Excerpted records:
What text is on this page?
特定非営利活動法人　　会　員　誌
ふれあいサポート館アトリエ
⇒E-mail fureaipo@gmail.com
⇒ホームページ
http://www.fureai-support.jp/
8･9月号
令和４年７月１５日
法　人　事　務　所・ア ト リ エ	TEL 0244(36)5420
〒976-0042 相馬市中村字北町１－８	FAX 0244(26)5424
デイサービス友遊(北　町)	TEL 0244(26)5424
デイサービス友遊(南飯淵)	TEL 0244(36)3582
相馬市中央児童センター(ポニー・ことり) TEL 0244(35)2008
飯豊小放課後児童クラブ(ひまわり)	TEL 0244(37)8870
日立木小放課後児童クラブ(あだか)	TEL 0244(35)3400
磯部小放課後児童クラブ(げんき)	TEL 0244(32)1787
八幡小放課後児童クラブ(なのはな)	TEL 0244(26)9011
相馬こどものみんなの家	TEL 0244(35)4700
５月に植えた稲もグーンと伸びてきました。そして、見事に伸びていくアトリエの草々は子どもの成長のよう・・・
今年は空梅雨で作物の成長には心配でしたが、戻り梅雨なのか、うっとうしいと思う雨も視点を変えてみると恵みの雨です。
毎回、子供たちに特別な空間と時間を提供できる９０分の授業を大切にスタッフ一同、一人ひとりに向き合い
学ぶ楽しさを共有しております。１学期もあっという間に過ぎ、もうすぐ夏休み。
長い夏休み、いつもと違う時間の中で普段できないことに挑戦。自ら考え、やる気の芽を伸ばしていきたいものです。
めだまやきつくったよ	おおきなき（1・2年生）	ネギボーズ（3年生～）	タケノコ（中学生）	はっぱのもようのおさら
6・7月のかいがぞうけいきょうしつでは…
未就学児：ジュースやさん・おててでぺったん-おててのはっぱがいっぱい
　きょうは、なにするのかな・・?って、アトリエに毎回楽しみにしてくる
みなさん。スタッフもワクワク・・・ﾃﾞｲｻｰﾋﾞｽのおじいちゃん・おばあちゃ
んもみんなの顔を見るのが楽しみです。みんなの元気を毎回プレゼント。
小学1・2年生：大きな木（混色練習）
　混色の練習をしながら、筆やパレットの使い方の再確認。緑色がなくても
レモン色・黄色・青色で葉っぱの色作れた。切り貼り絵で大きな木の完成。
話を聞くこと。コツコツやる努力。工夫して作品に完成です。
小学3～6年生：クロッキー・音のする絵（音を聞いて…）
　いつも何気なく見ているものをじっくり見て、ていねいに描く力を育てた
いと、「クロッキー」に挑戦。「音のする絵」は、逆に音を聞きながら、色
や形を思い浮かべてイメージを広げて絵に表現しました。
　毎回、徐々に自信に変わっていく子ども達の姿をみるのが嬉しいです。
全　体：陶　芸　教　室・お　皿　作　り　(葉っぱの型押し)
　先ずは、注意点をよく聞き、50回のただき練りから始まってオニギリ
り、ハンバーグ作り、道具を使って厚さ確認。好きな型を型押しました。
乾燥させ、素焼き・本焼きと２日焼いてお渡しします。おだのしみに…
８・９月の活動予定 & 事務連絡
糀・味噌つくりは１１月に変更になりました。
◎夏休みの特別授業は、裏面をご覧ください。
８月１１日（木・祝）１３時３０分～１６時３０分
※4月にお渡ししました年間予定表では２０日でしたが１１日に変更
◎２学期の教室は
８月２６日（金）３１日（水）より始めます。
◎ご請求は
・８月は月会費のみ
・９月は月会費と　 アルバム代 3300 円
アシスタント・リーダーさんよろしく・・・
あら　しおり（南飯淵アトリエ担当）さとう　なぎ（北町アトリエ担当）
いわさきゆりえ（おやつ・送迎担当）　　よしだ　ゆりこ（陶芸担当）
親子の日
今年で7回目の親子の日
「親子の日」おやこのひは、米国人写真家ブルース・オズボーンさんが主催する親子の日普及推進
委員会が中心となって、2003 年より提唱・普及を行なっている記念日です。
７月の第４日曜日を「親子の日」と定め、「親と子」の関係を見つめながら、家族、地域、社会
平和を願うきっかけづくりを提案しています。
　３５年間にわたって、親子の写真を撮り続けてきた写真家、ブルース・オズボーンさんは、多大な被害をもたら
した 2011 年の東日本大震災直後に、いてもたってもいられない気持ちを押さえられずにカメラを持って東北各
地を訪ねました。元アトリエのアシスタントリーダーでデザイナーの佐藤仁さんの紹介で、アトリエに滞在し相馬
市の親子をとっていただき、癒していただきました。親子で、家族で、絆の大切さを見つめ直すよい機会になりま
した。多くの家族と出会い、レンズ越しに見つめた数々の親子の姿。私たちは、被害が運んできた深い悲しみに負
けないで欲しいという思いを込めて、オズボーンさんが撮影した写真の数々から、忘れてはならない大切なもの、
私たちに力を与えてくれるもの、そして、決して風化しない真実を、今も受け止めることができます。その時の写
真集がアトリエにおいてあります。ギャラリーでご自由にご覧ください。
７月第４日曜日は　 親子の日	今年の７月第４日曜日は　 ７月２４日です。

---

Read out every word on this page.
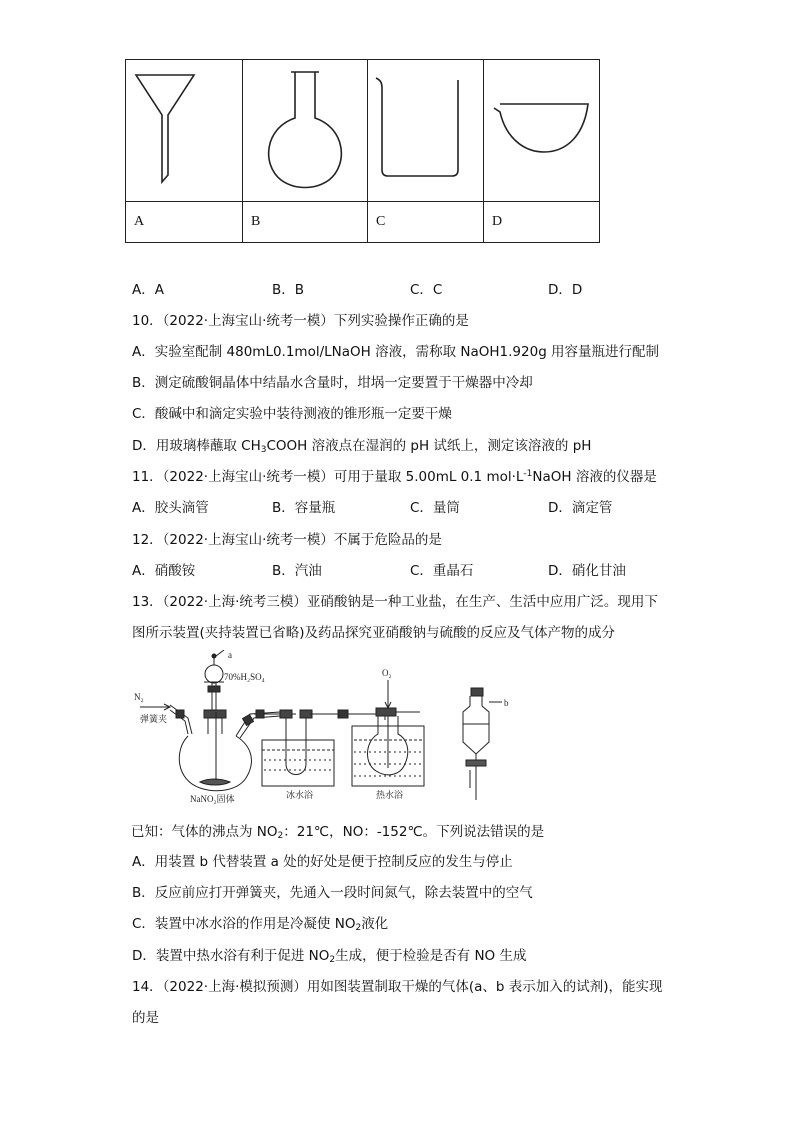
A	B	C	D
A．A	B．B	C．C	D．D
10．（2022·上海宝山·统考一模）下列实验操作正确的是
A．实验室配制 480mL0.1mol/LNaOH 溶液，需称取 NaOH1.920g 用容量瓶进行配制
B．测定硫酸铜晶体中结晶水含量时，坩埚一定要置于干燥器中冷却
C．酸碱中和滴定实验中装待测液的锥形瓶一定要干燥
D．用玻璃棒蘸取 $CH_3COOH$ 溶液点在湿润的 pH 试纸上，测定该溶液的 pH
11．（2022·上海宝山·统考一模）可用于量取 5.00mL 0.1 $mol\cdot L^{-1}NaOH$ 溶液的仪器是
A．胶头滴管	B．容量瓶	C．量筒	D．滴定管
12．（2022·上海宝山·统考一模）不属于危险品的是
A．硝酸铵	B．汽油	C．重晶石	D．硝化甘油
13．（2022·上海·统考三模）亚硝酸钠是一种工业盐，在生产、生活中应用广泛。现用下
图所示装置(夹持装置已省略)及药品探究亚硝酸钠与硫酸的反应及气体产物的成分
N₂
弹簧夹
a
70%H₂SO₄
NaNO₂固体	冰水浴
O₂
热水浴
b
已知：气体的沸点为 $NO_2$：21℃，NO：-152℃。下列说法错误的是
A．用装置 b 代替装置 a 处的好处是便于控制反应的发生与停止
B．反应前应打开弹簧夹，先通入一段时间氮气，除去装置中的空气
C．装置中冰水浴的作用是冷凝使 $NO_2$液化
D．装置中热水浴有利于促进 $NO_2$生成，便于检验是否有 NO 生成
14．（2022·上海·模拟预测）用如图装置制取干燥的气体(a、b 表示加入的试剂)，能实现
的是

* * *

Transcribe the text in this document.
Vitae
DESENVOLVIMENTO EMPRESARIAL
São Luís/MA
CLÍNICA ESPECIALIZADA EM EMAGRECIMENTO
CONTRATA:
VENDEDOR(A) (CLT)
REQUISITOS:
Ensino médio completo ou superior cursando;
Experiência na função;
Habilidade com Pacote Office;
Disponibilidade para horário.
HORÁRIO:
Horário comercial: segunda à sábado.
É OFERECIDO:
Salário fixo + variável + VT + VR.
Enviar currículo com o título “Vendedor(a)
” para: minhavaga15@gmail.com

Written exercise:
Make a list of all lines in the data that contain "this".

Response below:
What text is on this page?
Read out every word on this page.
Transcribe the text in this document.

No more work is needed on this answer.